▶ [Exercise requirements]
Set each record down exactly, excluding all images.

* begin Exercise inputs *

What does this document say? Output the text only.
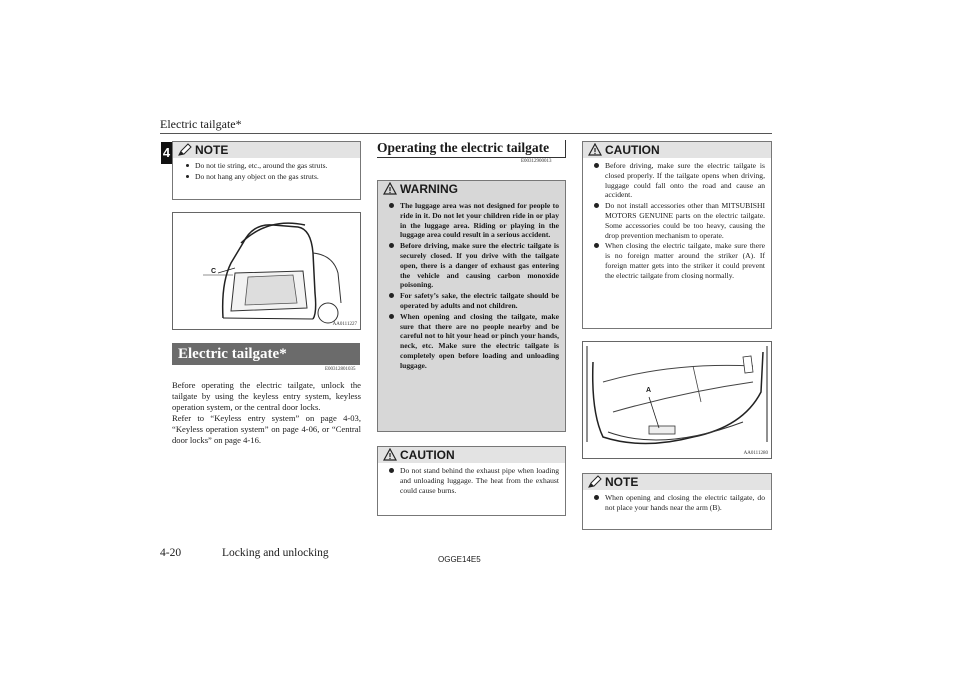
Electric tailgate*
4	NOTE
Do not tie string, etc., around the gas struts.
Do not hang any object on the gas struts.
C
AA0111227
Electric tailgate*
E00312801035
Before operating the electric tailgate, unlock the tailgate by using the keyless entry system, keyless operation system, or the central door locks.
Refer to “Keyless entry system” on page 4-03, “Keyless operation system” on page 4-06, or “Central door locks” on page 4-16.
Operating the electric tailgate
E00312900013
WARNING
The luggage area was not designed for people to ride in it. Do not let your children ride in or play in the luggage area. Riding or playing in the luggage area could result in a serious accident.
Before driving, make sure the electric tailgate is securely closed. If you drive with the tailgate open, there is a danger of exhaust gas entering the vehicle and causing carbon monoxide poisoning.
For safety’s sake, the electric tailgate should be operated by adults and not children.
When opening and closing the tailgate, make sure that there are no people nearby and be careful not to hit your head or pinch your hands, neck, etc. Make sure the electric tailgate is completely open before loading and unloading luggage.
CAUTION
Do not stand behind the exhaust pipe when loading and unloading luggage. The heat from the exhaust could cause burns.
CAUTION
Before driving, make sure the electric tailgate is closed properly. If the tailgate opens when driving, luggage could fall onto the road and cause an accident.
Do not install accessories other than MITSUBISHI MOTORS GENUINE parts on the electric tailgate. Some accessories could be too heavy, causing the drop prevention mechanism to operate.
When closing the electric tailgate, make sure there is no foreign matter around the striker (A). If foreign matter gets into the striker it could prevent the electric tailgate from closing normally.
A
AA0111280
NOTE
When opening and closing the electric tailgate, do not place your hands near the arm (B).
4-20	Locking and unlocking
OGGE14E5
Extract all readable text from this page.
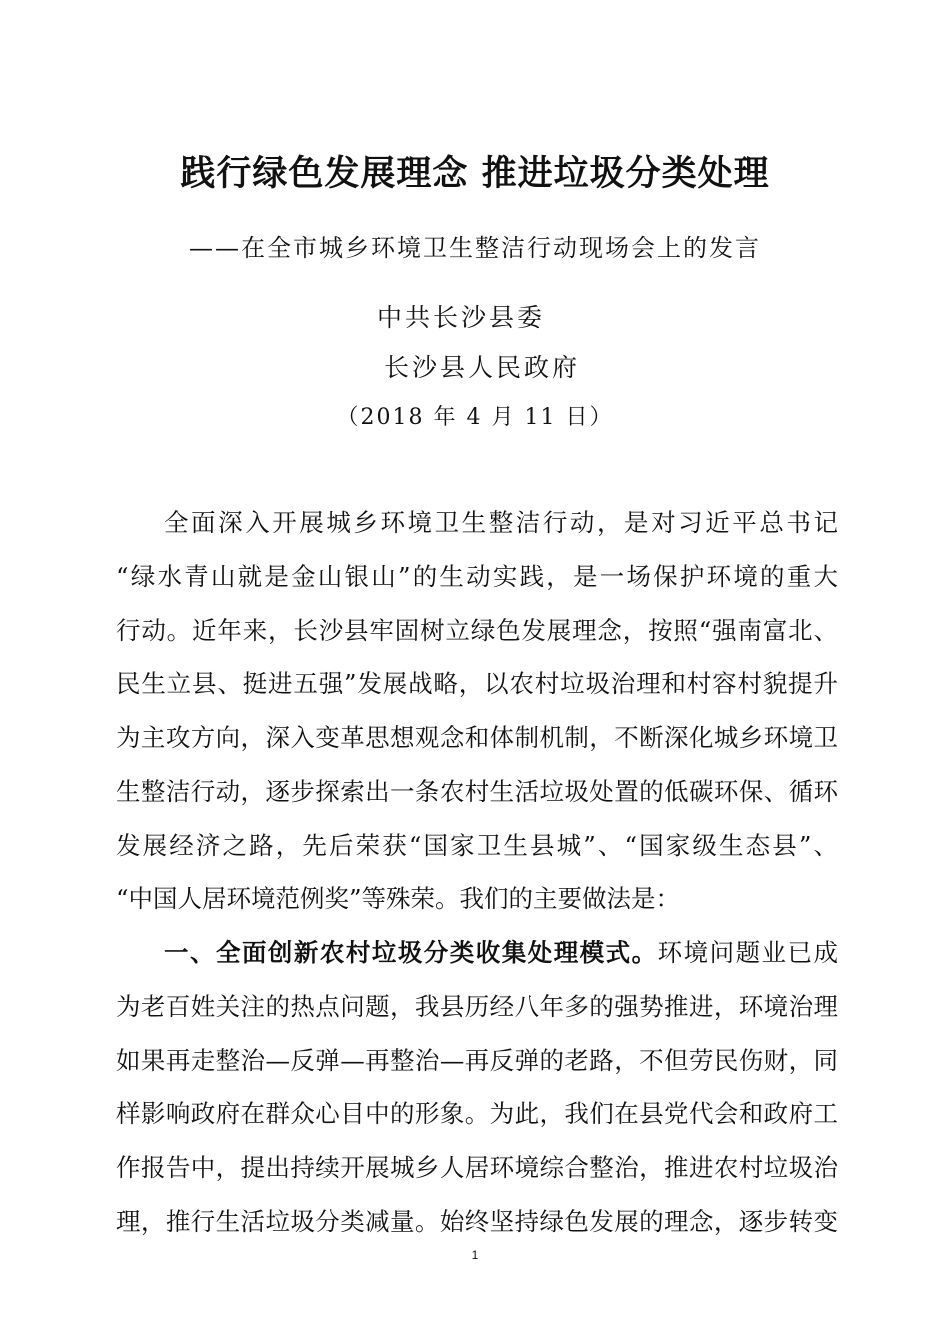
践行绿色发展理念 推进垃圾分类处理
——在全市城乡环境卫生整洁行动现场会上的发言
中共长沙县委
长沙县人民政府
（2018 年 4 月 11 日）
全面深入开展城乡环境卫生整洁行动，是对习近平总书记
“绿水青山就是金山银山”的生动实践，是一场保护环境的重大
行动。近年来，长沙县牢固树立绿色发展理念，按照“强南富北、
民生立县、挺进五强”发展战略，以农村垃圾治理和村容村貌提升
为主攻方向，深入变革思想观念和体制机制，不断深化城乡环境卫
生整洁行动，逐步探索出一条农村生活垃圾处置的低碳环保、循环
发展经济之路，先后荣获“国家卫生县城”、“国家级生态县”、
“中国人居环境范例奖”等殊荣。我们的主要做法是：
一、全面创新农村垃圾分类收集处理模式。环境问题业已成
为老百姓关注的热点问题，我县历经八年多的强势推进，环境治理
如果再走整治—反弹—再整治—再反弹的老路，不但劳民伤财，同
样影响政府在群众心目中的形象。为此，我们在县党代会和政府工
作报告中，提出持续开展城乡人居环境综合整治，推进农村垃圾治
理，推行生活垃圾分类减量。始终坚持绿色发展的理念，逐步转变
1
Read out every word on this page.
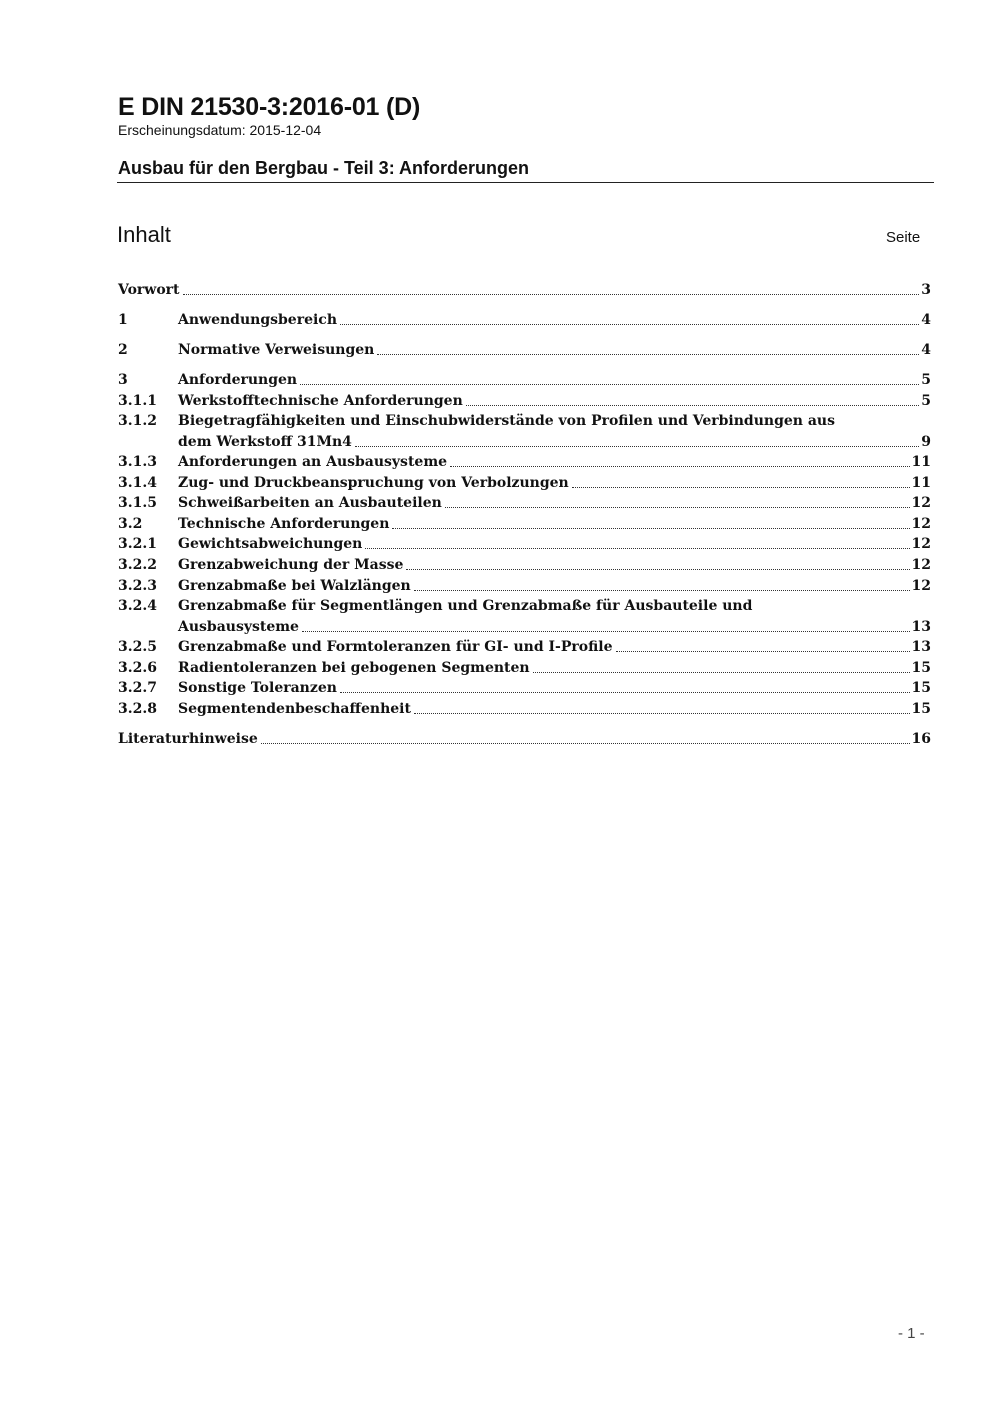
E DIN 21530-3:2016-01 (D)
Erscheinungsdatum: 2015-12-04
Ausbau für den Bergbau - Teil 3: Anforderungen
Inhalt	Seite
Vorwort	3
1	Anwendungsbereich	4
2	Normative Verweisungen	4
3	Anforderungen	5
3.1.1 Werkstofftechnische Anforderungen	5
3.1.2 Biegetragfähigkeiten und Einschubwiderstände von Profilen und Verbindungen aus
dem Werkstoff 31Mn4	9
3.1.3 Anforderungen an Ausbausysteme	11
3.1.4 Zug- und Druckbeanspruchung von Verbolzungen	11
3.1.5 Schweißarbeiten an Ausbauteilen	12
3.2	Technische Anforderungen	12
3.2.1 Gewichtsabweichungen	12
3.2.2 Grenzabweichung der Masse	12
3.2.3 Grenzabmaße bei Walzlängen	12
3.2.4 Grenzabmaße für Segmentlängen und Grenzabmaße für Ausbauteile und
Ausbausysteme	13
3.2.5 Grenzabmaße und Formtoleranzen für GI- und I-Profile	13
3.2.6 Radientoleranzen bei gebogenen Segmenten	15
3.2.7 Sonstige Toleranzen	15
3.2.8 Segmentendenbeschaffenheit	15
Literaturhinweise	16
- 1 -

* end Exercise inputs *

▶ [The response]
What does this document say? Output the text only.
Electric tailgate*
4	NOTE
Do not tie string, etc., around the gas struts.
Do not hang any object on the gas struts.
C
AA0111227
Electric tailgate*
E00312801035
Before operating the electric tailgate, unlock the tailgate by using the keyless entry system, keyless operation system, or the central door locks.
Refer to “Keyless entry system” on page 4-03, “Keyless operation system” on page 4-06, or “Central door locks” on page 4-16.
Operating the electric tailgate
E00312900013
WARNING
The luggage area was not designed for people to ride in it. Do not let your children ride in or play in the luggage area. Riding or playing in the luggage area could result in a serious accident.
Before driving, make sure the electric tailgate is securely closed. If you drive with the tailgate open, there is a danger of exhaust gas entering the vehicle and causing carbon monoxide poisoning.
For safety’s sake, the electric tailgate should be operated by adults and not children.
When opening and closing the tailgate, make sure that there are no people nearby and be careful not to hit your head or pinch your hands, neck, etc. Make sure the electric tailgate is completely open before loading and unloading luggage.
CAUTION
Do not stand behind the exhaust pipe when loading and unloading luggage. The heat from the exhaust could cause burns.
CAUTION
Before driving, make sure the electric tailgate is closed properly. If the tailgate opens when driving, luggage could fall onto the road and cause an accident.
Do not install accessories other than MITSUBISHI MOTORS GENUINE parts on the electric tailgate. Some accessories could be too heavy, causing the drop prevention mechanism to operate.
When closing the electric tailgate, make sure there is no foreign matter around the striker (A). If foreign matter gets into the striker it could prevent the electric tailgate from closing normally.
A
AA0111280
NOTE
When opening and closing the electric tailgate, do not place your hands near the arm (B).
4-20	Locking and unlocking
OGGE14E5
Extract all readable text from this page.
践行绿色发展理念 推进垃圾分类处理
——在全市城乡环境卫生整洁行动现场会上的发言
中共长沙县委
长沙县人民政府
（2018 年 4 月 11 日）
全面深入开展城乡环境卫生整洁行动，是对习近平总书记
“绿水青山就是金山银山”的生动实践，是一场保护环境的重大
行动。近年来，长沙县牢固树立绿色发展理念，按照“强南富北、
民生立县、挺进五强”发展战略，以农村垃圾治理和村容村貌提升
为主攻方向，深入变革思想观念和体制机制，不断深化城乡环境卫
生整洁行动，逐步探索出一条农村生活垃圾处置的低碳环保、循环
发展经济之路，先后荣获“国家卫生县城”、“国家级生态县”、
“中国人居环境范例奖”等殊荣。我们的主要做法是：
一、全面创新农村垃圾分类收集处理模式。环境问题业已成
为老百姓关注的热点问题，我县历经八年多的强势推进，环境治理
如果再走整治—反弹—再整治—再反弹的老路，不但劳民伤财，同
样影响政府在群众心目中的形象。为此，我们在县党代会和政府工
作报告中，提出持续开展城乡人居环境综合整治，推进农村垃圾治
理，推行生活垃圾分类减量。始终坚持绿色发展的理念，逐步转变
1
Read out every word on this page.
E DIN 21530-3:2016-01 (D)
Erscheinungsdatum: 2015-12-04
Ausbau für den Bergbau - Teil 3: Anforderungen
Inhalt	Seite
Vorwort	3
1	Anwendungsbereich	4
2	Normative Verweisungen	4
3	Anforderungen	5
3.1.1 Werkstofftechnische Anforderungen	5
3.1.2 Biegetragfähigkeiten und Einschubwiderstände von Profilen und Verbindungen aus
dem Werkstoff 31Mn4	9
3.1.3 Anforderungen an Ausbausysteme	11
3.1.4 Zug- und Druckbeanspruchung von Verbolzungen	11
3.1.5 Schweißarbeiten an Ausbauteilen	12
3.2	Technische Anforderungen	12
3.2.1 Gewichtsabweichungen	12
3.2.2 Grenzabweichung der Masse	12
3.2.3 Grenzabmaße bei Walzlängen	12
3.2.4 Grenzabmaße für Segmentlängen und Grenzabmaße für Ausbauteile und
Ausbausysteme	13
3.2.5 Grenzabmaße und Formtoleranzen für GI- und I-Profile	13
3.2.6 Radientoleranzen bei gebogenen Segmenten	15
3.2.7 Sonstige Toleranzen	15
3.2.8 Segmentendenbeschaffenheit	15
Literaturhinweise	16
- 1 -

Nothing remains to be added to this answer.